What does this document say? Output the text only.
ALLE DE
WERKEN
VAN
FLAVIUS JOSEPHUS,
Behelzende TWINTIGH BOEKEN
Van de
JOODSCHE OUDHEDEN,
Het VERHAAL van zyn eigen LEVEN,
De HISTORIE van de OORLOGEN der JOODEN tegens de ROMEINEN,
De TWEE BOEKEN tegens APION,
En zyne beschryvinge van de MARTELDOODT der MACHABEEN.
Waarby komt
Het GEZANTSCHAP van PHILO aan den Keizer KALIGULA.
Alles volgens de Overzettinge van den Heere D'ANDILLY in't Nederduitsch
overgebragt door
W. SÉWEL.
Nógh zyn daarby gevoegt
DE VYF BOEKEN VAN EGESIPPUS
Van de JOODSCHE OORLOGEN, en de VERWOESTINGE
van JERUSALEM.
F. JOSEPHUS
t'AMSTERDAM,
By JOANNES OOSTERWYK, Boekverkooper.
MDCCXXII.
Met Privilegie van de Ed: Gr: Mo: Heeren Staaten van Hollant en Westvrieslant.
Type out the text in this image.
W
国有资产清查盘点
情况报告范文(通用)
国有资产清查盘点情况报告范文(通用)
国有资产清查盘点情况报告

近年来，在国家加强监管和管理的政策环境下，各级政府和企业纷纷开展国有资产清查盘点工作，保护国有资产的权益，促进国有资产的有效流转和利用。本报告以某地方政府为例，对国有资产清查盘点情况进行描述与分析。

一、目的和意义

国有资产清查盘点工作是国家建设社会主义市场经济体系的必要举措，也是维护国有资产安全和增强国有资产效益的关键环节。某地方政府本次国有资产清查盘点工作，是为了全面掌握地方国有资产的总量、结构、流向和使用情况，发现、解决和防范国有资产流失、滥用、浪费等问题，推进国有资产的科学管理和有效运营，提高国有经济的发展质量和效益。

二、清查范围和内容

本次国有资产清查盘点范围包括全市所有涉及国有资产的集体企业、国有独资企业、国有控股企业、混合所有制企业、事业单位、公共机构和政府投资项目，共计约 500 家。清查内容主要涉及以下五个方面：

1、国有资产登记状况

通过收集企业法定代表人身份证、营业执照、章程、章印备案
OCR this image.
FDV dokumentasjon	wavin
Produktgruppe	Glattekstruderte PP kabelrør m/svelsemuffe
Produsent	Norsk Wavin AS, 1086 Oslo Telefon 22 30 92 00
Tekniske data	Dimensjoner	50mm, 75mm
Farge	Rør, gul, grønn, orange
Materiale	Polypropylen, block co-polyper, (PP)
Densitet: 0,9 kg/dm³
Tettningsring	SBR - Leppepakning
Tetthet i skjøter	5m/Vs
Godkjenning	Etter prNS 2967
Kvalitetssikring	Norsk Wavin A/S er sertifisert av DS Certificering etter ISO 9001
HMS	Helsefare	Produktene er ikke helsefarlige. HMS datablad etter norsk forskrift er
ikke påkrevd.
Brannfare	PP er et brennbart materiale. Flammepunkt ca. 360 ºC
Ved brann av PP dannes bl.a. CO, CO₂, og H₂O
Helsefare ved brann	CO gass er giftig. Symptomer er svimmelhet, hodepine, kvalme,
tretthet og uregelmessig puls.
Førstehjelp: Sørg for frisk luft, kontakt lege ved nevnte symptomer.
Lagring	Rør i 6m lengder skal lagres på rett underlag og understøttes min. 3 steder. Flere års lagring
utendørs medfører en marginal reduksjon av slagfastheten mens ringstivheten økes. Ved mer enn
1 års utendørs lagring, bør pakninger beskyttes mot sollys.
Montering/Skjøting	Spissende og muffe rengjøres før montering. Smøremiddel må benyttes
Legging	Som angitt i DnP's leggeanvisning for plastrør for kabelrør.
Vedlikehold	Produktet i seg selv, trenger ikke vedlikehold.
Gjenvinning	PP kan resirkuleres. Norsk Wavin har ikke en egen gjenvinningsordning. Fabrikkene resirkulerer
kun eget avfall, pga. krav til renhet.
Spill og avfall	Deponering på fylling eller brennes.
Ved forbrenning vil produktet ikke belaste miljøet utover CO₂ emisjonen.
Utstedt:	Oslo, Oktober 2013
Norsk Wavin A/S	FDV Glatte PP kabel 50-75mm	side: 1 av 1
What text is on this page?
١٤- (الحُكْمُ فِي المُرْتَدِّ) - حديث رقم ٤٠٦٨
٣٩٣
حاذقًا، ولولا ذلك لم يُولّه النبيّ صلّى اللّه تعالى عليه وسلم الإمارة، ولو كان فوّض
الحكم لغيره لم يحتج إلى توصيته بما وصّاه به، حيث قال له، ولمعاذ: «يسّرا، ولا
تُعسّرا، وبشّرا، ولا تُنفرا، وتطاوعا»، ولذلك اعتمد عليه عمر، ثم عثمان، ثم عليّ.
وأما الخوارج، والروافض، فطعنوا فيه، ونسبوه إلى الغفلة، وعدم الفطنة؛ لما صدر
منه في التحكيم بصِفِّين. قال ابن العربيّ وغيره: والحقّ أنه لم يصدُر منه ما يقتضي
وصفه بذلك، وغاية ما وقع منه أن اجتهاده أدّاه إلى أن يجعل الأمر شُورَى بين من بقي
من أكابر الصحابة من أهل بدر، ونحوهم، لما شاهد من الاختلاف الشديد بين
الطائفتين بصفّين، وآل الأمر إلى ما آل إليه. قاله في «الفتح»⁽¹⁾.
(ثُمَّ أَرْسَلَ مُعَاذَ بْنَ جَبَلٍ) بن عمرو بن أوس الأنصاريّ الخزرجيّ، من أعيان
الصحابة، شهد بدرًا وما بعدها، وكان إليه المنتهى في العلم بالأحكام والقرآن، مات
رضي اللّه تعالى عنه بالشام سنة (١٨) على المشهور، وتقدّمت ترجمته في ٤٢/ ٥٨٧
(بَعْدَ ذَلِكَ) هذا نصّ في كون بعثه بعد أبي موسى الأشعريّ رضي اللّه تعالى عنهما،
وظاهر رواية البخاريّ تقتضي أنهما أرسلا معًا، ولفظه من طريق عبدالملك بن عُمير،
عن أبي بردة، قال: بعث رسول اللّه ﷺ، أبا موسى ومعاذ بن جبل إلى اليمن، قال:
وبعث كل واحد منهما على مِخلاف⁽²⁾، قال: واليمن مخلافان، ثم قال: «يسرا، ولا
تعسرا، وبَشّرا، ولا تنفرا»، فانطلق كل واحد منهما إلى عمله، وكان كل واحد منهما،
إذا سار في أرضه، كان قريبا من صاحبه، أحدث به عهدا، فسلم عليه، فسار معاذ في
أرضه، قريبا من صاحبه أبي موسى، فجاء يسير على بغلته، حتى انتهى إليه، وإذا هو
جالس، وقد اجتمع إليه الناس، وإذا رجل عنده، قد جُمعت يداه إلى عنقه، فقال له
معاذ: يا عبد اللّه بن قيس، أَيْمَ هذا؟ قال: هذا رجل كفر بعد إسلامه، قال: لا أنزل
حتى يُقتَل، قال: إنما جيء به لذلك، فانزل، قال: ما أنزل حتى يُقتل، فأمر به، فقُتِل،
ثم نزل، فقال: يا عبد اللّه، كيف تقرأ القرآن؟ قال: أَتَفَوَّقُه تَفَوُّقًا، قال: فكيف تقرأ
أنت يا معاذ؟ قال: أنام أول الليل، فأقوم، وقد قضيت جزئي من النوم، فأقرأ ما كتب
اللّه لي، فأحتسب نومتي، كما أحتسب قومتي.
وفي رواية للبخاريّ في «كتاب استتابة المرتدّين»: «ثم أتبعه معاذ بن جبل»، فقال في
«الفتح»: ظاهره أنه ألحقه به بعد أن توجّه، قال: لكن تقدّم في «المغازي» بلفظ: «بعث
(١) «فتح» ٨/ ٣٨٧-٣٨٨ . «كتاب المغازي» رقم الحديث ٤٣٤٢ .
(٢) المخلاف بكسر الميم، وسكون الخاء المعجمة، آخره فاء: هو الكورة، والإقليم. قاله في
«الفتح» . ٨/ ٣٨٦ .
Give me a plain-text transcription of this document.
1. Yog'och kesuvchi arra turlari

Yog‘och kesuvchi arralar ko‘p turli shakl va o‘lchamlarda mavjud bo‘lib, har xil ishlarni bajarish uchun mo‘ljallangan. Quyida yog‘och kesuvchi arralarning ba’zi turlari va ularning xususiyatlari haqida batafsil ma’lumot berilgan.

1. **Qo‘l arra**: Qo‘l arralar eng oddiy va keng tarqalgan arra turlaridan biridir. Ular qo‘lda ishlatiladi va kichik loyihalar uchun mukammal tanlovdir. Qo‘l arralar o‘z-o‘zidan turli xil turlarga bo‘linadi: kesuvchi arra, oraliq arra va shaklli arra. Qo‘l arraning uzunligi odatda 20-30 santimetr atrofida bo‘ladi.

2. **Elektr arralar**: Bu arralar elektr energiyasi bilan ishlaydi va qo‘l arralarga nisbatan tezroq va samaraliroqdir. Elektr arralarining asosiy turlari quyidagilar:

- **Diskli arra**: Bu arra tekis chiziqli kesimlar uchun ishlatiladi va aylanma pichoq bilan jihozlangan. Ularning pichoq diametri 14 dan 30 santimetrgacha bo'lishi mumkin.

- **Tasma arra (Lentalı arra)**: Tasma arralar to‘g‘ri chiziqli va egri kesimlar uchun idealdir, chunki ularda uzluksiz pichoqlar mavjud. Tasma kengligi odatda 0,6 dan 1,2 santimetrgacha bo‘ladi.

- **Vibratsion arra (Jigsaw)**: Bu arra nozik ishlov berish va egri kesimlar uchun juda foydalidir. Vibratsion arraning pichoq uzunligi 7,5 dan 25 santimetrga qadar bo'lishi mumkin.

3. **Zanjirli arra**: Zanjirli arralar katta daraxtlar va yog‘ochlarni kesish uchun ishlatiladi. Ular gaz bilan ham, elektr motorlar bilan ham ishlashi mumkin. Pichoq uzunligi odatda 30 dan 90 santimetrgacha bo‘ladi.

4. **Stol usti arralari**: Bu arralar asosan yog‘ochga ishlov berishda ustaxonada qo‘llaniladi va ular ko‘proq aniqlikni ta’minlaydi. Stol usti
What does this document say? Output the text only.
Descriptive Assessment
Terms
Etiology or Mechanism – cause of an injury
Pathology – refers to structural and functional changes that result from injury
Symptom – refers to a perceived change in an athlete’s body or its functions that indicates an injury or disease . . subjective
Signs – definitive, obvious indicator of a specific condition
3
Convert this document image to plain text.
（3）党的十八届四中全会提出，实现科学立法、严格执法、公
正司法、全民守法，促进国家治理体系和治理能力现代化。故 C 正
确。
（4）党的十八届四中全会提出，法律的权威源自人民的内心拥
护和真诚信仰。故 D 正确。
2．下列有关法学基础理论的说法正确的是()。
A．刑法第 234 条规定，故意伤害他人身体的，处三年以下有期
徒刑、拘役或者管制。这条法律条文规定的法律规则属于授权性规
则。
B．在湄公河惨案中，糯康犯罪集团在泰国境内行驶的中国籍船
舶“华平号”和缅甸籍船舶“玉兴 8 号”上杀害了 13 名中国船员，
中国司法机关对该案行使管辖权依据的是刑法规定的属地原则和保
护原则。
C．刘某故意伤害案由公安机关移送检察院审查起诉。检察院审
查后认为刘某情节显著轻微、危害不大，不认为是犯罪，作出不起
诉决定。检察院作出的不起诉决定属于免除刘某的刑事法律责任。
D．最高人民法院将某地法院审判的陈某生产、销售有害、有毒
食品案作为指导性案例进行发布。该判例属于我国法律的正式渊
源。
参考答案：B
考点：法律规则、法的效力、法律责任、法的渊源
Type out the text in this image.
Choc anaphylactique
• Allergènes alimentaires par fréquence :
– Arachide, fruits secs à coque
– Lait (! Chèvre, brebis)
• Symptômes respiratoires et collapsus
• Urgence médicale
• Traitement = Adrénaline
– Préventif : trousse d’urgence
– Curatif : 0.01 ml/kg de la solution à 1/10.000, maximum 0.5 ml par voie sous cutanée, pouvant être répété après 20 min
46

######

## [Exercise requirements]
Find the word "Helsefare" and list each line it appears in.

## [Expected answer]
HMS	Helsefare	Produktene er ikke helsefarlige. HMS datablad etter norsk forskrift er
Helsefare ved brann	CO gass er giftig. Symptomer er svimmelhet, hodepine, kvalme,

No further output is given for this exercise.